## SET EXERCISE
Would you set down every entry shown below, precisely as written?

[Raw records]
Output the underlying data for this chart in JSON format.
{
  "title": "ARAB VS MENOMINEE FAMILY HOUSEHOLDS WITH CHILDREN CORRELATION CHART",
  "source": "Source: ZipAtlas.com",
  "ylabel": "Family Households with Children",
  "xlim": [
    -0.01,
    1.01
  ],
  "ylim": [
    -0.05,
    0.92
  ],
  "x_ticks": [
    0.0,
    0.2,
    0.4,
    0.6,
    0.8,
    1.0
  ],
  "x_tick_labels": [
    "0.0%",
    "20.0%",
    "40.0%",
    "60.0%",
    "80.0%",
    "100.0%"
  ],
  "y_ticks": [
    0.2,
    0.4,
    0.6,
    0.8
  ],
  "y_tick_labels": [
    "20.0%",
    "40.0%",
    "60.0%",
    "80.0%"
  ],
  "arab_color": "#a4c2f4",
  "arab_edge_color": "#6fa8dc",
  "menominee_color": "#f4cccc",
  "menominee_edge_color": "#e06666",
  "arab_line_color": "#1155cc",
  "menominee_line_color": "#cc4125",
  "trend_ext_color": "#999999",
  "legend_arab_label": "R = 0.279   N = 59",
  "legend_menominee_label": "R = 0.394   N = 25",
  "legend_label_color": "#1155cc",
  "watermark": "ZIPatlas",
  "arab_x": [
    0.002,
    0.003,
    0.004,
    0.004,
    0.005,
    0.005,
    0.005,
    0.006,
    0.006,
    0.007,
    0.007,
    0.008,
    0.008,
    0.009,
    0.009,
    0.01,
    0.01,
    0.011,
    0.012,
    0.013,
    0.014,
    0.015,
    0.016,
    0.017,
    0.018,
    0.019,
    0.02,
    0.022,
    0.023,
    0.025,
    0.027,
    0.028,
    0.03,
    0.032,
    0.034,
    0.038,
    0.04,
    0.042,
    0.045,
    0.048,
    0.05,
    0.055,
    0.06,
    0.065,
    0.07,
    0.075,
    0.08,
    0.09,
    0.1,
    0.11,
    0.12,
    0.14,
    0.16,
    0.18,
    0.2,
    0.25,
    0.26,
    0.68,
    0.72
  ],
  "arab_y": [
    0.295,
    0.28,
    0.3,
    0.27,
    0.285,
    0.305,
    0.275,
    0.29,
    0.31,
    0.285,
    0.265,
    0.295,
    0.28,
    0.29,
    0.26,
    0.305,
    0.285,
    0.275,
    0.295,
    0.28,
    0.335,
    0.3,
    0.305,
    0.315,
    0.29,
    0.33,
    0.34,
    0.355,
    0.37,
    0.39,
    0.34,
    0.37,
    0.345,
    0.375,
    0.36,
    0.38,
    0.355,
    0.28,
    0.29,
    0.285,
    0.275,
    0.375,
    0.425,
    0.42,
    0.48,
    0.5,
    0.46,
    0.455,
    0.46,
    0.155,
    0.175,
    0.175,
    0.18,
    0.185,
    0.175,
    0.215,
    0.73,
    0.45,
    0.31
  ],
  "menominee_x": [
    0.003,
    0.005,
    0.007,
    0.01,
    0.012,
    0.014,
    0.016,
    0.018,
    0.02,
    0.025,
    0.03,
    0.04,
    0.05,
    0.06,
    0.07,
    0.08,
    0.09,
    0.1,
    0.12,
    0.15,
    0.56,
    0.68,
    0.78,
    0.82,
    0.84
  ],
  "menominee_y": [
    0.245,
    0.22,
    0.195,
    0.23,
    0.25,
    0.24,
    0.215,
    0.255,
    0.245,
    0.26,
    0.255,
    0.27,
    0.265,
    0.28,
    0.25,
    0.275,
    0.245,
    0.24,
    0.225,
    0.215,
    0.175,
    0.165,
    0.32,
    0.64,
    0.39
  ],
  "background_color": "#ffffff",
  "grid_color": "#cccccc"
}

## SOLVED PROBLEM
Output the underlying data for this chart in JSON format.
{
  "title": "ARAB VS MENOMINEE FAMILY HOUSEHOLDS WITH CHILDREN CORRELATION CHART",
  "source": "Source: ZipAtlas.com",
  "ylabel": "Family Households with Children",
  "xlim": [
    -0.01,
    1.01
  ],
  "ylim": [
    -0.05,
    0.92
  ],
  "x_ticks": [
    0.0,
    0.2,
    0.4,
    0.6,
    0.8,
    1.0
  ],
  "x_tick_labels": [
    "0.0%",
    "20.0%",
    "40.0%",
    "60.0%",
    "80.0%",
    "100.0%"
  ],
  "y_ticks": [
    0.2,
    0.4,
    0.6,
    0.8
  ],
  "y_tick_labels": [
    "20.0%",
    "40.0%",
    "60.0%",
    "80.0%"
  ],
  "arab_color": "#a4c2f4",
  "arab_edge_color": "#6fa8dc",
  "menominee_color": "#f4cccc",
  "menominee_edge_color": "#e06666",
  "arab_line_color": "#1155cc",
  "menominee_line_color": "#cc4125",
  "trend_ext_color": "#999999",
  "legend_arab_label": "R = 0.279   N = 59",
  "legend_menominee_label": "R = 0.394   N = 25",
  "legend_label_color": "#1155cc",
  "watermark": "ZIPatlas",
  "arab_x": [
    0.002,
    0.003,
    0.004,
    0.004,
    0.005,
    0.005,
    0.005,
    0.006,
    0.006,
    0.007,
    0.007,
    0.008,
    0.008,
    0.009,
    0.009,
    0.01,
    0.01,
    0.011,
    0.012,
    0.013,
    0.014,
    0.015,
    0.016,
    0.017,
    0.018,
    0.019,
    0.02,
    0.022,
    0.023,
    0.025,
    0.027,
    0.028,
    0.03,
    0.032,
    0.034,
    0.038,
    0.04,
    0.042,
    0.045,
    0.048,
    0.05,
    0.055,
    0.06,
    0.065,
    0.07,
    0.075,
    0.08,
    0.09,
    0.1,
    0.11,
    0.12,
    0.14,
    0.16,
    0.18,
    0.2,
    0.25,
    0.26,
    0.68,
    0.72
  ],
  "arab_y": [
    0.295,
    0.28,
    0.3,
    0.27,
    0.285,
    0.305,
    0.275,
    0.29,
    0.31,
    0.285,
    0.265,
    0.295,
    0.28,
    0.29,
    0.26,
    0.305,
    0.285,
    0.275,
    0.295,
    0.28,
    0.335,
    0.3,
    0.305,
    0.315,
    0.29,
    0.33,
    0.34,
    0.355,
    0.37,
    0.39,
    0.34,
    0.37,
    0.345,
    0.375,
    0.36,
    0.38,
    0.355,
    0.28,
    0.29,
    0.285,
    0.275,
    0.375,
    0.425,
    0.42,
    0.48,
    0.5,
    0.46,
    0.455,
    0.46,
    0.155,
    0.175,
    0.175,
    0.18,
    0.185,
    0.175,
    0.215,
    0.73,
    0.45,
    0.31
  ],
  "menominee_x": [
    0.003,
    0.005,
    0.007,
    0.01,
    0.012,
    0.014,
    0.016,
    0.018,
    0.02,
    0.025,
    0.03,
    0.04,
    0.05,
    0.06,
    0.07,
    0.08,
    0.09,
    0.1,
    0.12,
    0.15,
    0.56,
    0.68,
    0.78,
    0.82,
    0.84
  ],
  "menominee_y": [
    0.245,
    0.22,
    0.195,
    0.23,
    0.25,
    0.24,
    0.215,
    0.255,
    0.245,
    0.26,
    0.255,
    0.27,
    0.265,
    0.28,
    0.25,
    0.275,
    0.245,
    0.24,
    0.225,
    0.215,
    0.175,
    0.165,
    0.32,
    0.64,
    0.39
  ],
  "background_color": "#ffffff",
  "grid_color": "#cccccc"
}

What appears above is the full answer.